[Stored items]
* * * *

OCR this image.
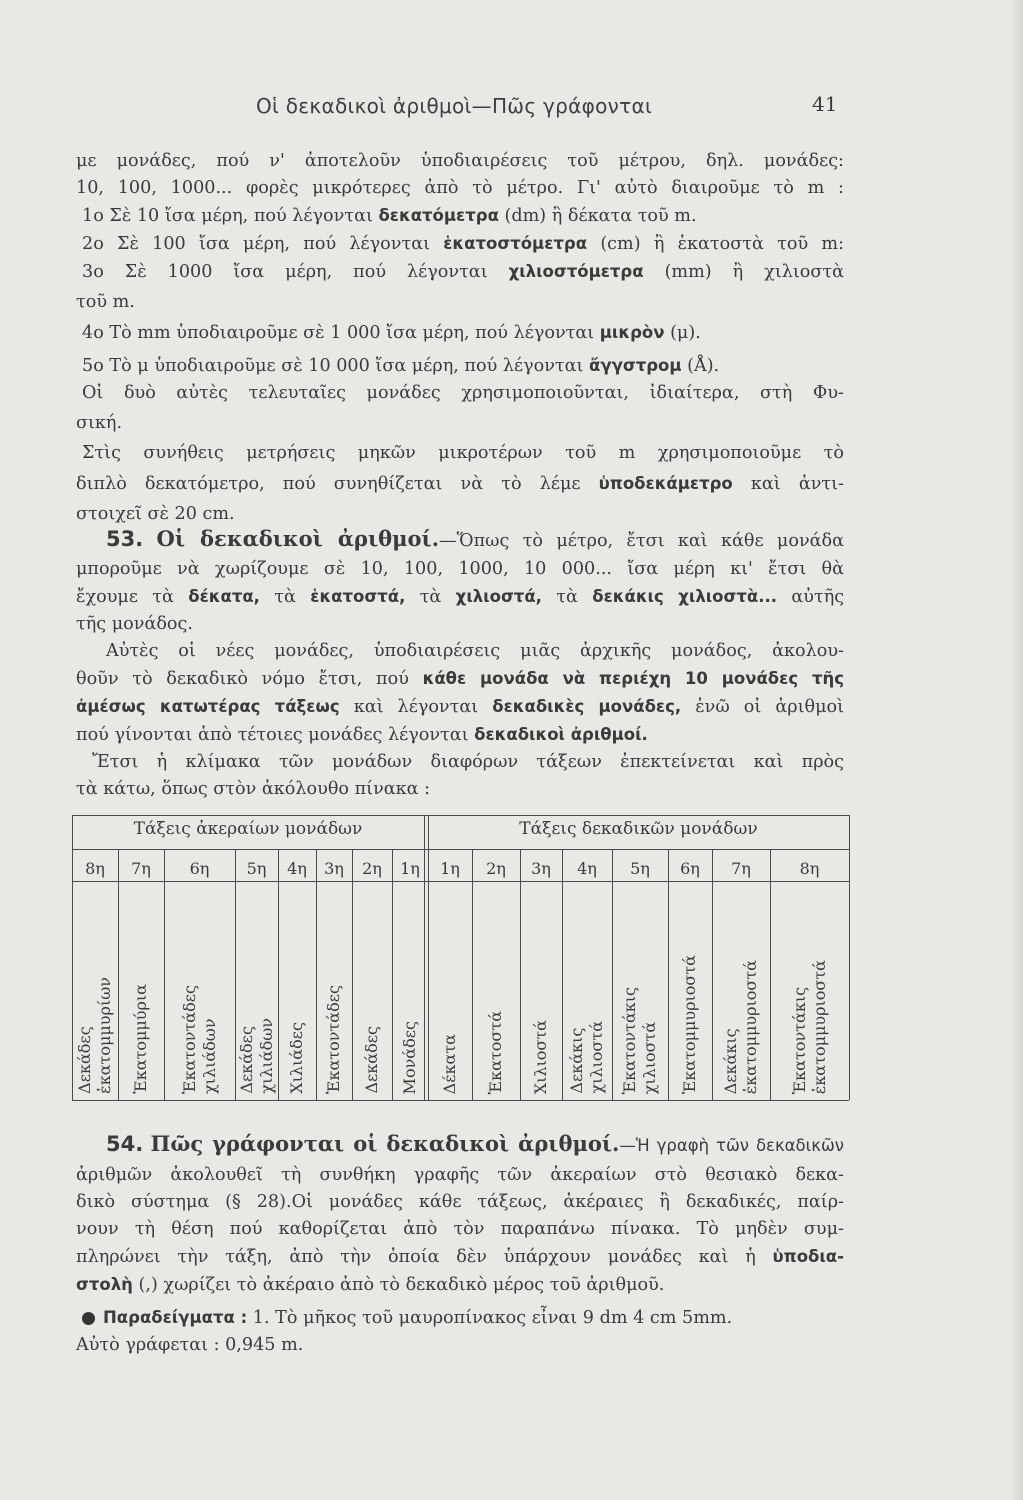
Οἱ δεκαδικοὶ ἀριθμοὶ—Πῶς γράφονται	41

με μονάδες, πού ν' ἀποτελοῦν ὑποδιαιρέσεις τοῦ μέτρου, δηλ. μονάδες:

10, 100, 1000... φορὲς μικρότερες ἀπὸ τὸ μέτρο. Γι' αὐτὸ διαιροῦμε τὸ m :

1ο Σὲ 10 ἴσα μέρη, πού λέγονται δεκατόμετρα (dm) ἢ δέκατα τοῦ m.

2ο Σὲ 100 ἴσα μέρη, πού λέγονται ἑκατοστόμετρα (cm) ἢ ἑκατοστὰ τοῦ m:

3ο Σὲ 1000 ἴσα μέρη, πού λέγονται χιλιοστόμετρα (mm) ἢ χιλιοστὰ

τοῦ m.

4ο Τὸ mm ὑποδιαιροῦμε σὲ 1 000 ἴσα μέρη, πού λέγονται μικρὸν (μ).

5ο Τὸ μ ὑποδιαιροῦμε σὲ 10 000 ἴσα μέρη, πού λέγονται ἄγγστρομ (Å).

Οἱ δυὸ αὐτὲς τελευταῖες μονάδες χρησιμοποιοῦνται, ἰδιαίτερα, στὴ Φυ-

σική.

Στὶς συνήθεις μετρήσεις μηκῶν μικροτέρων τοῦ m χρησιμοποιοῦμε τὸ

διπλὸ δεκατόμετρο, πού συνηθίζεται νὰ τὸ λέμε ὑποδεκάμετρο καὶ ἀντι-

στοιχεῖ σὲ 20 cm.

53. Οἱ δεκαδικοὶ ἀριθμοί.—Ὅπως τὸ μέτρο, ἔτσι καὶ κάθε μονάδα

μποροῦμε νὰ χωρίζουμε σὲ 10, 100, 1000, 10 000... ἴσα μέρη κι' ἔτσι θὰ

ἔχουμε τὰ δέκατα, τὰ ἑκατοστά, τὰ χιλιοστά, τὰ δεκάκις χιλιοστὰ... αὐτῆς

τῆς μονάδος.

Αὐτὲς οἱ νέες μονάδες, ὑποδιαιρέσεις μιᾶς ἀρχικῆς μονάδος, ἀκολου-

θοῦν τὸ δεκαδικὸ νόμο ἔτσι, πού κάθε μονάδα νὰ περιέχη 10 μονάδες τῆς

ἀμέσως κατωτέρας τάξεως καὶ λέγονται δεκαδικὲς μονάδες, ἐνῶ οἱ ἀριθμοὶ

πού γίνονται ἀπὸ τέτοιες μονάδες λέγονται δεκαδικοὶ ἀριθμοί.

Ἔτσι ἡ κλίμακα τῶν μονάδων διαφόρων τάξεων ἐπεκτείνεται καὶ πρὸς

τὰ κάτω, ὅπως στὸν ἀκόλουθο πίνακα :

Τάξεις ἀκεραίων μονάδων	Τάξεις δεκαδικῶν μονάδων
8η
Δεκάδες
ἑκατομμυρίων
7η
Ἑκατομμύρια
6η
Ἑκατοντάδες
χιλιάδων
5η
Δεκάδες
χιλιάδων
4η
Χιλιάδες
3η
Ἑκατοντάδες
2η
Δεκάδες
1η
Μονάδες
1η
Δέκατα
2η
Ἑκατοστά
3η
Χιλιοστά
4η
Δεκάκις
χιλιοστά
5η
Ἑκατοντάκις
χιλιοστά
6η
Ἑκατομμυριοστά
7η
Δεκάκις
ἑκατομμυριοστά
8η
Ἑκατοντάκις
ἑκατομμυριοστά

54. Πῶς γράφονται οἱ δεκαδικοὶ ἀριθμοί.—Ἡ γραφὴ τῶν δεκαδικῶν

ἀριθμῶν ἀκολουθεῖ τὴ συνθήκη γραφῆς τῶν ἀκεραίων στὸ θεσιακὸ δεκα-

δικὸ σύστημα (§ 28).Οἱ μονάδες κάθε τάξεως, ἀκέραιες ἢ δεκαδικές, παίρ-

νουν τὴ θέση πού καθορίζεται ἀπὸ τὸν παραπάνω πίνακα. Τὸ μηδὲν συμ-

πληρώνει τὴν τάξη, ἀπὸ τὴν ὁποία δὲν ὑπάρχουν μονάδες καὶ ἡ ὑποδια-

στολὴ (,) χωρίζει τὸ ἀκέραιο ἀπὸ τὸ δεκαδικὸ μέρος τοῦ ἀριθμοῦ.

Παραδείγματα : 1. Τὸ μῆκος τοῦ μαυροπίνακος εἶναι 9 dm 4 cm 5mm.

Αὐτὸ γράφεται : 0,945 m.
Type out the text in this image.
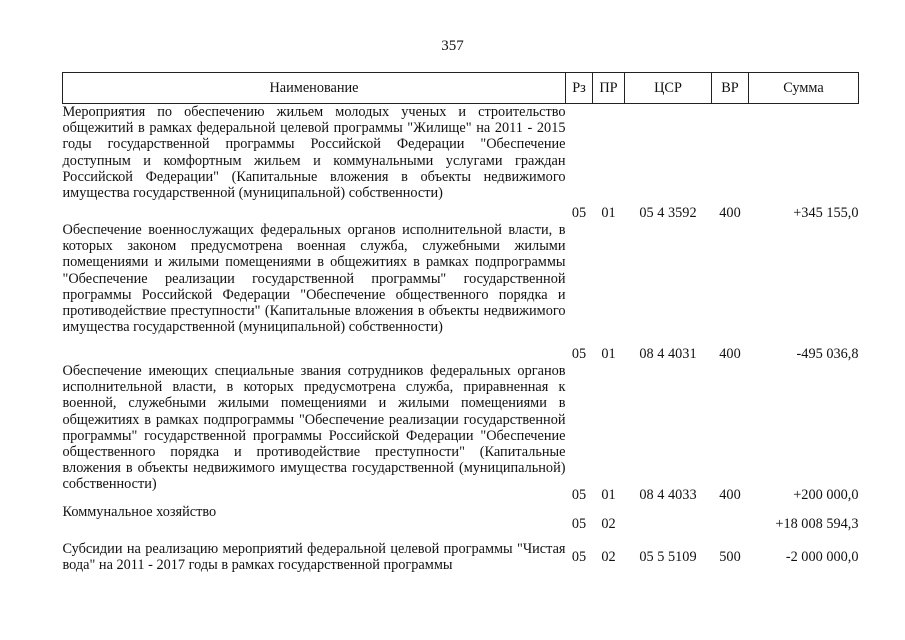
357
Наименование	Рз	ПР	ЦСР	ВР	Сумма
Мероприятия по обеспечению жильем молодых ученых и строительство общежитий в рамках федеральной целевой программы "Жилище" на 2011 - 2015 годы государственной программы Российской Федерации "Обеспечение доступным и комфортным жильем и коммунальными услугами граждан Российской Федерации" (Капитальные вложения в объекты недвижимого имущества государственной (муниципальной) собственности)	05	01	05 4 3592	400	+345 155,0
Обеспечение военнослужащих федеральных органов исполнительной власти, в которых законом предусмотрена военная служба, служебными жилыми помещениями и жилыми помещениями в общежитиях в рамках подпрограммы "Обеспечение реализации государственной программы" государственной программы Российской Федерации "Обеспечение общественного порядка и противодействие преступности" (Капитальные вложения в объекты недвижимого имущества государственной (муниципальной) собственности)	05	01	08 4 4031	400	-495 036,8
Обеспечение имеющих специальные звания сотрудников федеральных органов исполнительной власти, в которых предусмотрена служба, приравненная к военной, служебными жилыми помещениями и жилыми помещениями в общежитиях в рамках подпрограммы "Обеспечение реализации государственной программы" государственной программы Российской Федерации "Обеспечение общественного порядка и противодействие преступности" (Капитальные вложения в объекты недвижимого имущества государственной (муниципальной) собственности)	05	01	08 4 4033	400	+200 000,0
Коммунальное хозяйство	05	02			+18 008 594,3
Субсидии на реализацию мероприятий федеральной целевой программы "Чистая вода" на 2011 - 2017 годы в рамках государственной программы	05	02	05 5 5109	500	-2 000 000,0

* * * *

▸ **WHAT TO DO**
Print each line of the material above exactly, with the pictures removed from your copy.

▸ **EXPECTED ANSWER**
OCR this image.
Οἱ δεκαδικοὶ ἀριθμοὶ—Πῶς γράφονται	41

με μονάδες, πού ν' ἀποτελοῦν ὑποδιαιρέσεις τοῦ μέτρου, δηλ. μονάδες:

10, 100, 1000... φορὲς μικρότερες ἀπὸ τὸ μέτρο. Γι' αὐτὸ διαιροῦμε τὸ m :

1ο Σὲ 10 ἴσα μέρη, πού λέγονται δεκατόμετρα (dm) ἢ δέκατα τοῦ m.

2ο Σὲ 100 ἴσα μέρη, πού λέγονται ἑκατοστόμετρα (cm) ἢ ἑκατοστὰ τοῦ m:

3ο Σὲ 1000 ἴσα μέρη, πού λέγονται χιλιοστόμετρα (mm) ἢ χιλιοστὰ

τοῦ m.

4ο Τὸ mm ὑποδιαιροῦμε σὲ 1 000 ἴσα μέρη, πού λέγονται μικρὸν (μ).

5ο Τὸ μ ὑποδιαιροῦμε σὲ 10 000 ἴσα μέρη, πού λέγονται ἄγγστρομ (Å).

Οἱ δυὸ αὐτὲς τελευταῖες μονάδες χρησιμοποιοῦνται, ἰδιαίτερα, στὴ Φυ-

σική.

Στὶς συνήθεις μετρήσεις μηκῶν μικροτέρων τοῦ m χρησιμοποιοῦμε τὸ

διπλὸ δεκατόμετρο, πού συνηθίζεται νὰ τὸ λέμε ὑποδεκάμετρο καὶ ἀντι-

στοιχεῖ σὲ 20 cm.

53. Οἱ δεκαδικοὶ ἀριθμοί.—Ὅπως τὸ μέτρο, ἔτσι καὶ κάθε μονάδα

μποροῦμε νὰ χωρίζουμε σὲ 10, 100, 1000, 10 000... ἴσα μέρη κι' ἔτσι θὰ

ἔχουμε τὰ δέκατα, τὰ ἑκατοστά, τὰ χιλιοστά, τὰ δεκάκις χιλιοστὰ... αὐτῆς

τῆς μονάδος.

Αὐτὲς οἱ νέες μονάδες, ὑποδιαιρέσεις μιᾶς ἀρχικῆς μονάδος, ἀκολου-

θοῦν τὸ δεκαδικὸ νόμο ἔτσι, πού κάθε μονάδα νὰ περιέχη 10 μονάδες τῆς

ἀμέσως κατωτέρας τάξεως καὶ λέγονται δεκαδικὲς μονάδες, ἐνῶ οἱ ἀριθμοὶ

πού γίνονται ἀπὸ τέτοιες μονάδες λέγονται δεκαδικοὶ ἀριθμοί.

Ἔτσι ἡ κλίμακα τῶν μονάδων διαφόρων τάξεων ἐπεκτείνεται καὶ πρὸς

τὰ κάτω, ὅπως στὸν ἀκόλουθο πίνακα :

Τάξεις ἀκεραίων μονάδων	Τάξεις δεκαδικῶν μονάδων
8η
Δεκάδες
ἑκατομμυρίων
7η
Ἑκατομμύρια
6η
Ἑκατοντάδες
χιλιάδων
5η
Δεκάδες
χιλιάδων
4η
Χιλιάδες
3η
Ἑκατοντάδες
2η
Δεκάδες
1η
Μονάδες
1η
Δέκατα
2η
Ἑκατοστά
3η
Χιλιοστά
4η
Δεκάκις
χιλιοστά
5η
Ἑκατοντάκις
χιλιοστά
6η
Ἑκατομμυριοστά
7η
Δεκάκις
ἑκατομμυριοστά
8η
Ἑκατοντάκις
ἑκατομμυριοστά

54. Πῶς γράφονται οἱ δεκαδικοὶ ἀριθμοί.—Ἡ γραφὴ τῶν δεκαδικῶν

ἀριθμῶν ἀκολουθεῖ τὴ συνθήκη γραφῆς τῶν ἀκεραίων στὸ θεσιακὸ δεκα-

δικὸ σύστημα (§ 28).Οἱ μονάδες κάθε τάξεως, ἀκέραιες ἢ δεκαδικές, παίρ-

νουν τὴ θέση πού καθορίζεται ἀπὸ τὸν παραπάνω πίνακα. Τὸ μηδὲν συμ-

πληρώνει τὴν τάξη, ἀπὸ τὴν ὁποία δὲν ὑπάρχουν μονάδες καὶ ἡ ὑποδια-

στολὴ (,) χωρίζει τὸ ἀκέραιο ἀπὸ τὸ δεκαδικὸ μέρος τοῦ ἀριθμοῦ.

Παραδείγματα : 1. Τὸ μῆκος τοῦ μαυροπίνακος εἶναι 9 dm 4 cm 5mm.

Αὐτὸ γράφεται : 0,945 m.
Type out the text in this image.
357
Наименование	Рз	ПР	ЦСР	ВР	Сумма
Мероприятия по обеспечению жильем молодых ученых и строительство общежитий в рамках федеральной целевой программы "Жилище" на 2011 - 2015 годы государственной программы Российской Федерации "Обеспечение доступным и комфортным жильем и коммунальными услугами граждан Российской Федерации" (Капитальные вложения в объекты недвижимого имущества государственной (муниципальной) собственности)	05	01	05 4 3592	400	+345 155,0
Обеспечение военнослужащих федеральных органов исполнительной власти, в которых законом предусмотрена военная служба, служебными жилыми помещениями и жилыми помещениями в общежитиях в рамках подпрограммы "Обеспечение реализации государственной программы" государственной программы Российской Федерации "Обеспечение общественного порядка и противодействие преступности" (Капитальные вложения в объекты недвижимого имущества государственной (муниципальной) собственности)	05	01	08 4 4031	400	-495 036,8
Обеспечение имеющих специальные звания сотрудников федеральных органов исполнительной власти, в которых предусмотрена служба, приравненная к военной, служебными жилыми помещениями и жилыми помещениями в общежитиях в рамках подпрограммы "Обеспечение реализации государственной программы" государственной программы Российской Федерации "Обеспечение общественного порядка и противодействие преступности" (Капитальные вложения в объекты недвижимого имущества государственной (муниципальной) собственности)	05	01	08 4 4033	400	+200 000,0
Коммунальное хозяйство	05	02			+18 008 594,3
Субсидии на реализацию мероприятий федеральной целевой программы "Чистая вода" на 2011 - 2017 годы в рамках государственной программы	05	02	05 5 5109	500	-2 000 000,0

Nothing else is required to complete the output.